### Work to be completed
Consider the records below. How many of their lines include the word "name"? State the number and nothing else.

Entries from a visual dataset:
..........
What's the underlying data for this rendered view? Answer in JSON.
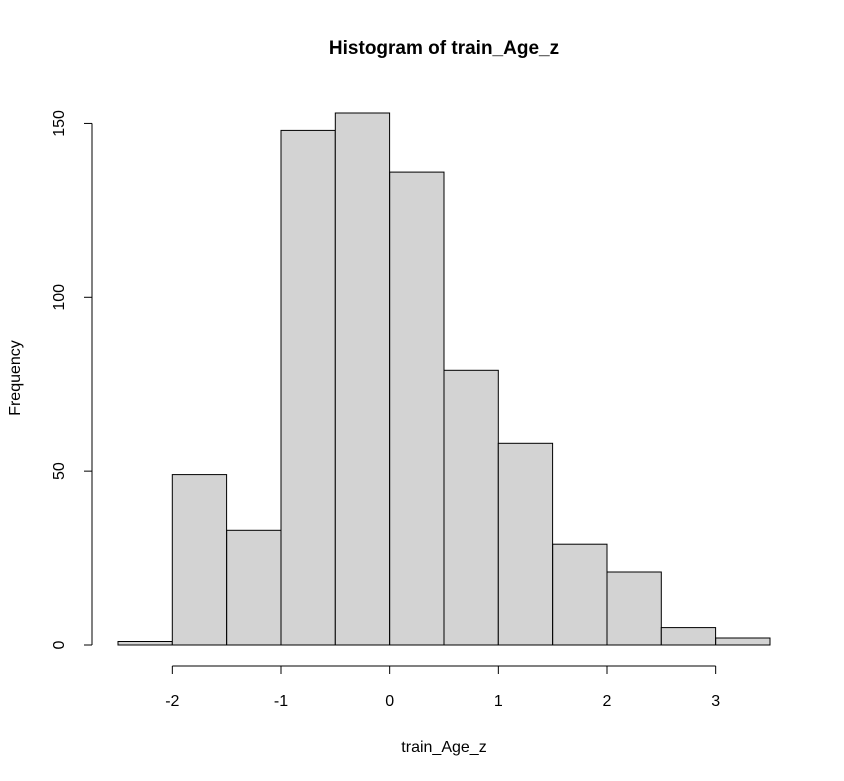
{
  "chart_data": {
    "type": "bar",
    "title": "Histogram of train_Age_z",
    "xlabel": "train_Age_z",
    "ylabel": "Frequency",
    "bin_width": 0.5,
    "bins": [
      {
        "start": -2.5,
        "end": -2.0,
        "count": 1
      },
      {
        "start": -2.0,
        "end": -1.5,
        "count": 49
      },
      {
        "start": -1.5,
        "end": -1.0,
        "count": 33
      },
      {
        "start": -1.0,
        "end": -0.5,
        "count": 148
      },
      {
        "start": -0.5,
        "end": 0.0,
        "count": 153
      },
      {
        "start": 0.0,
        "end": 0.5,
        "count": 136
      },
      {
        "start": 0.5,
        "end": 1.0,
        "count": 79
      },
      {
        "start": 1.0,
        "end": 1.5,
        "count": 58
      },
      {
        "start": 1.5,
        "end": 2.0,
        "count": 29
      },
      {
        "start": 2.0,
        "end": 2.5,
        "count": 21
      },
      {
        "start": 2.5,
        "end": 3.0,
        "count": 5
      },
      {
        "start": 3.0,
        "end": 3.5,
        "count": 2
      }
    ],
    "xlim": [
      -2.5,
      3.5
    ],
    "ylim": [
      0,
      153
    ],
    "x_ticks": [
      -2,
      -1,
      0,
      1,
      2,
      3
    ],
    "x_tick_labels": [
      "-2",
      "-1",
      "0",
      "1",
      "2",
      "3"
    ],
    "y_ticks": [
      0,
      50,
      100,
      150
    ],
    "y_tick_labels": [
      "0",
      "50",
      "100",
      "150"
    ],
    "grid": false,
    "colors": {
      "bar_fill": "#d3d3d3",
      "bar_stroke": "#000000"
    }
  }
}
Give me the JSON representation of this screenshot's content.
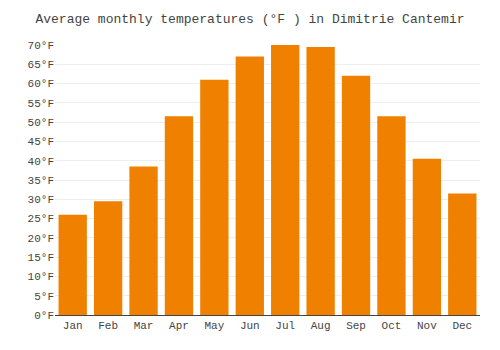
{
  "chart_data": {
    "type": "bar",
    "title": "Average monthly temperatures (°F ) in Dimitrie Cantemir",
    "categories": [
      "Jan",
      "Feb",
      "Mar",
      "Apr",
      "May",
      "Jun",
      "Jul",
      "Aug",
      "Sep",
      "Oct",
      "Nov",
      "Dec"
    ],
    "values": [
      26,
      29.5,
      38.5,
      51.5,
      61,
      67,
      70,
      69.5,
      62,
      51.5,
      40.5,
      31.5
    ],
    "color": "#F08000",
    "ylim": [
      0,
      70
    ],
    "yticks": [
      {
        "value": 0,
        "label": "0°F"
      },
      {
        "value": 5,
        "label": "5°F"
      },
      {
        "value": 10,
        "label": "10°F"
      },
      {
        "value": 15,
        "label": "15°F"
      },
      {
        "value": 20,
        "label": "20°F"
      },
      {
        "value": 25,
        "label": "25°F"
      },
      {
        "value": 30,
        "label": "30°F"
      },
      {
        "value": 35,
        "label": "35°F"
      },
      {
        "value": 40,
        "label": "40°F"
      },
      {
        "value": 45,
        "label": "45°F"
      },
      {
        "value": 50,
        "label": "50°F"
      },
      {
        "value": 55,
        "label": "55°F"
      },
      {
        "value": 60,
        "label": "60°F"
      },
      {
        "value": 65,
        "label": "65°F"
      },
      {
        "value": 70,
        "label": "70°F"
      }
    ],
    "grid": true
  }
}
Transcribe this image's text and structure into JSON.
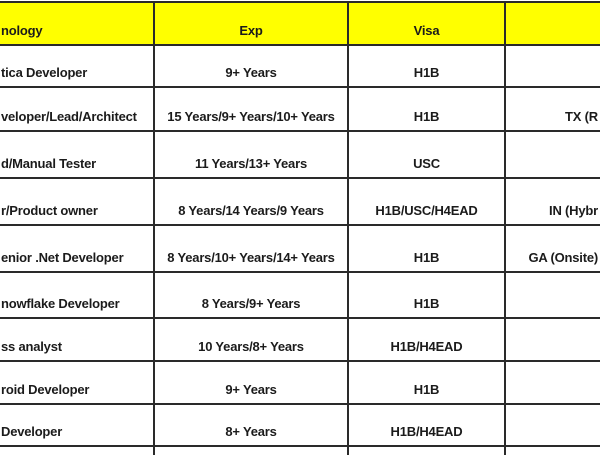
{
  "table": {
    "columns": [
      {
        "label": "nology"
      },
      {
        "label": "Exp"
      },
      {
        "label": "Visa"
      },
      {
        "label": ""
      }
    ],
    "rows": [
      {
        "technology": "tica Developer",
        "exp": "9+ Years",
        "visa": "H1B",
        "location": ""
      },
      {
        "technology": "veloper/Lead/Architect",
        "exp": "15 Years/9+ Years/10+ Years",
        "visa": "H1B",
        "location": "TX (R"
      },
      {
        "technology": "d/Manual Tester",
        "exp": "11 Years/13+ Years",
        "visa": "USC",
        "location": ""
      },
      {
        "technology": "r/Product owner",
        "exp": "8 Years/14 Years/9 Years",
        "visa": "H1B/USC/H4EAD",
        "location": "IN (Hybr"
      },
      {
        "technology": "enior .Net Developer",
        "exp": "8 Years/10+ Years/14+ Years",
        "visa": "H1B",
        "location": "GA (Onsite)"
      },
      {
        "technology": "nowflake Developer",
        "exp": "8 Years/9+ Years",
        "visa": "H1B",
        "location": ""
      },
      {
        "technology": "ss analyst",
        "exp": "10 Years/8+ Years",
        "visa": "H1B/H4EAD",
        "location": ""
      },
      {
        "technology": "roid Developer",
        "exp": "9+ Years",
        "visa": "H1B",
        "location": ""
      },
      {
        "technology": "Developer",
        "exp": "8+ Years",
        "visa": "H1B/H4EAD",
        "location": ""
      }
    ],
    "colors": {
      "header_background": "#ffff00",
      "grid_border": "#2a2a2a",
      "text": "#1b1b1b"
    }
  }
}
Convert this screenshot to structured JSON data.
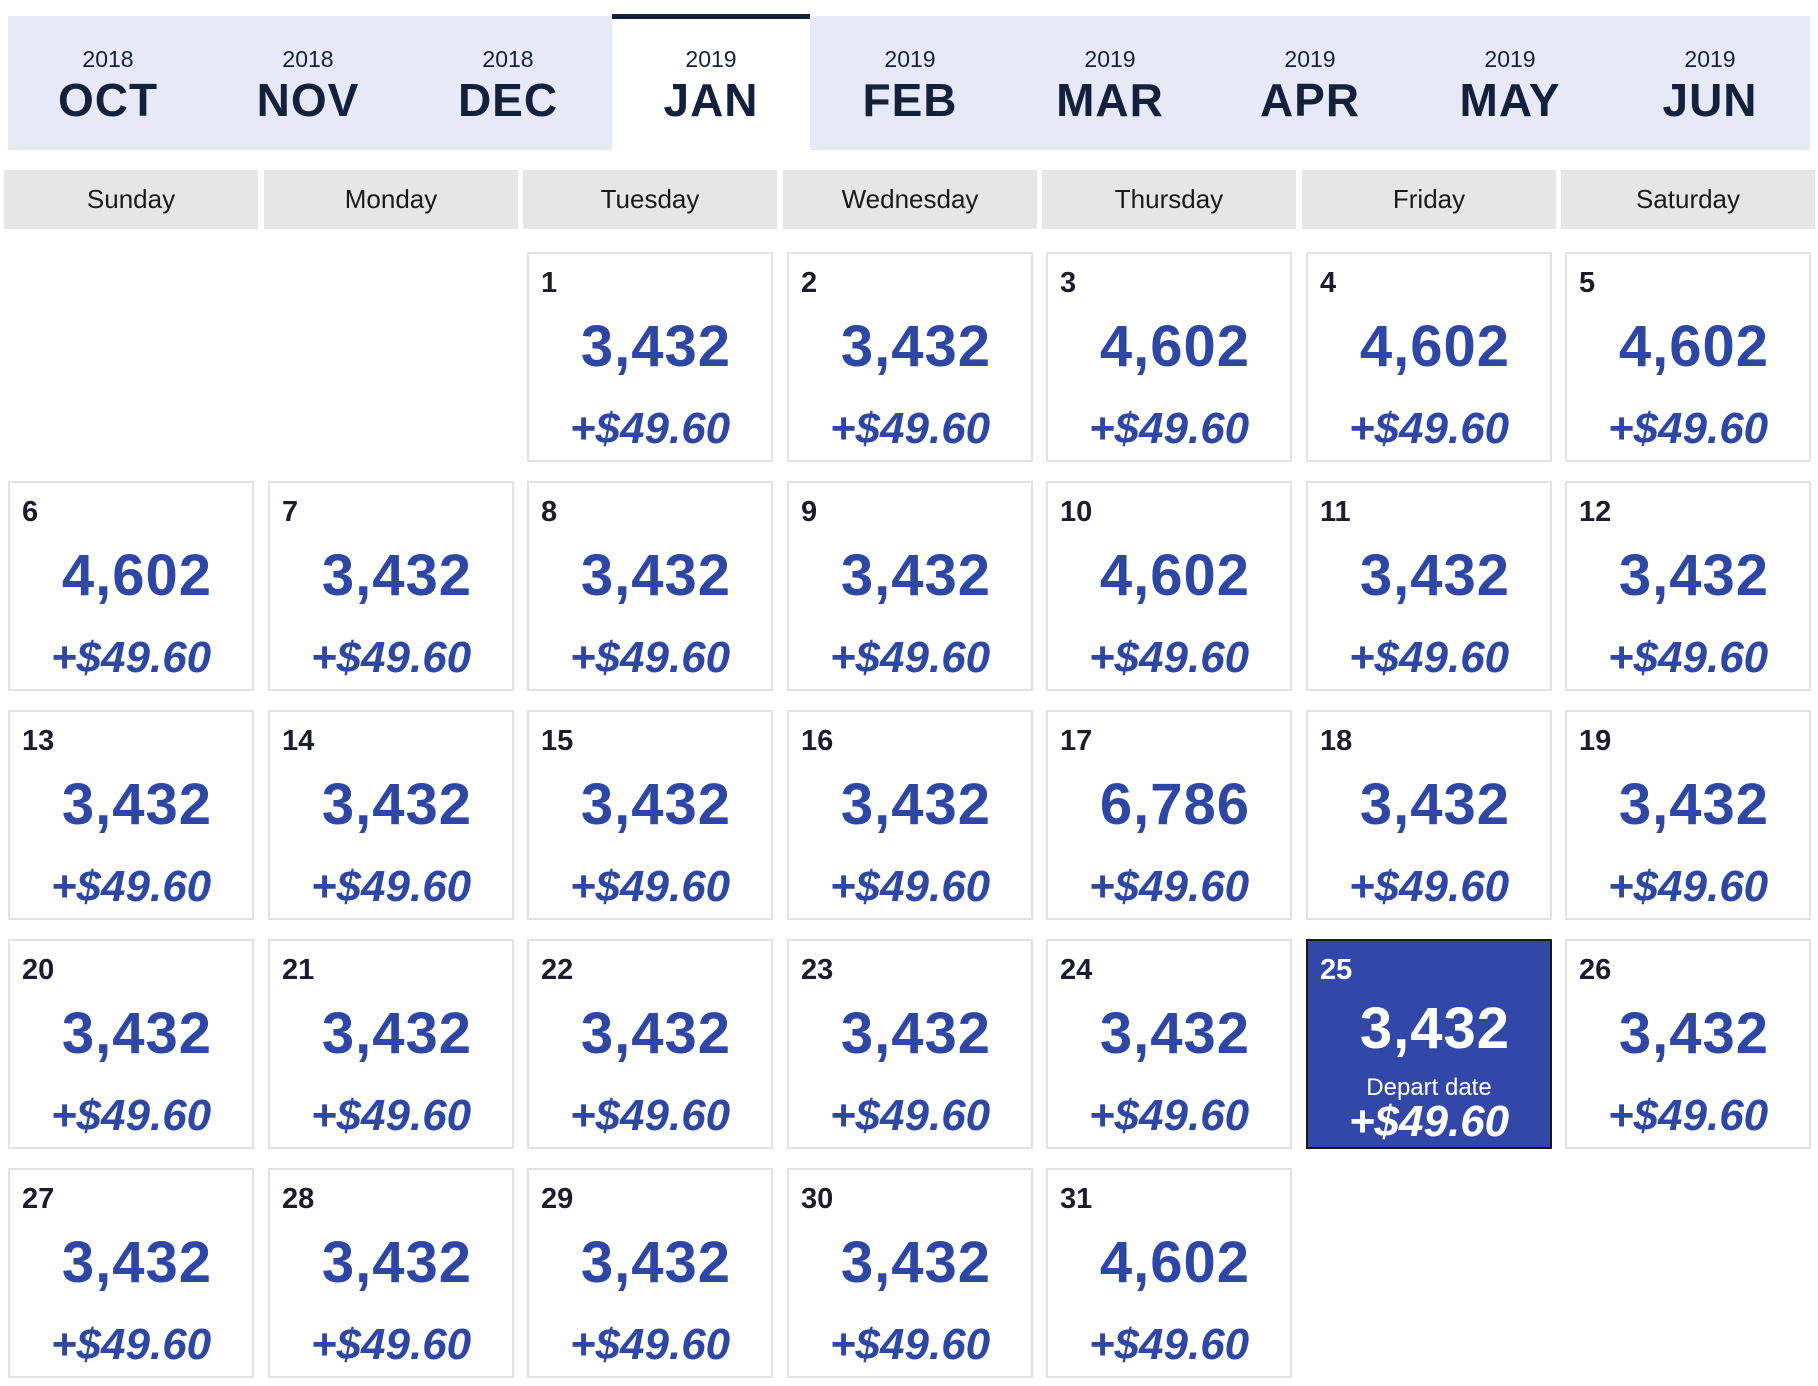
{
  "colors": {
    "accent": "#2e47a4",
    "selected_bg": "#3248a8",
    "month_bar_bg": "#e7eaf6",
    "active_border": "#14213d",
    "weekday_header_bg": "#e6e6e6",
    "cell_border": "#e2e2e2"
  },
  "months": [
    {
      "year": "2018",
      "name": "OCT",
      "active": false
    },
    {
      "year": "2018",
      "name": "NOV",
      "active": false
    },
    {
      "year": "2018",
      "name": "DEC",
      "active": false
    },
    {
      "year": "2019",
      "name": "JAN",
      "active": true
    },
    {
      "year": "2019",
      "name": "FEB",
      "active": false
    },
    {
      "year": "2019",
      "name": "MAR",
      "active": false
    },
    {
      "year": "2019",
      "name": "APR",
      "active": false
    },
    {
      "year": "2019",
      "name": "MAY",
      "active": false
    },
    {
      "year": "2019",
      "name": "JUN",
      "active": false
    }
  ],
  "weekdays": [
    "Sunday",
    "Monday",
    "Tuesday",
    "Wednesday",
    "Thursday",
    "Friday",
    "Saturday"
  ],
  "calendar": {
    "first_weekday_index": 2,
    "depart_label": "Depart date",
    "selected_day": 25,
    "days": [
      {
        "day": "1",
        "points": "3,432",
        "fee": "+$49.60"
      },
      {
        "day": "2",
        "points": "3,432",
        "fee": "+$49.60"
      },
      {
        "day": "3",
        "points": "4,602",
        "fee": "+$49.60"
      },
      {
        "day": "4",
        "points": "4,602",
        "fee": "+$49.60"
      },
      {
        "day": "5",
        "points": "4,602",
        "fee": "+$49.60"
      },
      {
        "day": "6",
        "points": "4,602",
        "fee": "+$49.60"
      },
      {
        "day": "7",
        "points": "3,432",
        "fee": "+$49.60"
      },
      {
        "day": "8",
        "points": "3,432",
        "fee": "+$49.60"
      },
      {
        "day": "9",
        "points": "3,432",
        "fee": "+$49.60"
      },
      {
        "day": "10",
        "points": "4,602",
        "fee": "+$49.60"
      },
      {
        "day": "11",
        "points": "3,432",
        "fee": "+$49.60"
      },
      {
        "day": "12",
        "points": "3,432",
        "fee": "+$49.60"
      },
      {
        "day": "13",
        "points": "3,432",
        "fee": "+$49.60"
      },
      {
        "day": "14",
        "points": "3,432",
        "fee": "+$49.60"
      },
      {
        "day": "15",
        "points": "3,432",
        "fee": "+$49.60"
      },
      {
        "day": "16",
        "points": "3,432",
        "fee": "+$49.60"
      },
      {
        "day": "17",
        "points": "6,786",
        "fee": "+$49.60"
      },
      {
        "day": "18",
        "points": "3,432",
        "fee": "+$49.60"
      },
      {
        "day": "19",
        "points": "3,432",
        "fee": "+$49.60"
      },
      {
        "day": "20",
        "points": "3,432",
        "fee": "+$49.60"
      },
      {
        "day": "21",
        "points": "3,432",
        "fee": "+$49.60"
      },
      {
        "day": "22",
        "points": "3,432",
        "fee": "+$49.60"
      },
      {
        "day": "23",
        "points": "3,432",
        "fee": "+$49.60"
      },
      {
        "day": "24",
        "points": "3,432",
        "fee": "+$49.60"
      },
      {
        "day": "25",
        "points": "3,432",
        "fee": "+$49.60"
      },
      {
        "day": "26",
        "points": "3,432",
        "fee": "+$49.60"
      },
      {
        "day": "27",
        "points": "3,432",
        "fee": "+$49.60"
      },
      {
        "day": "28",
        "points": "3,432",
        "fee": "+$49.60"
      },
      {
        "day": "29",
        "points": "3,432",
        "fee": "+$49.60"
      },
      {
        "day": "30",
        "points": "3,432",
        "fee": "+$49.60"
      },
      {
        "day": "31",
        "points": "4,602",
        "fee": "+$49.60"
      }
    ]
  }
}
..........
### Final result
9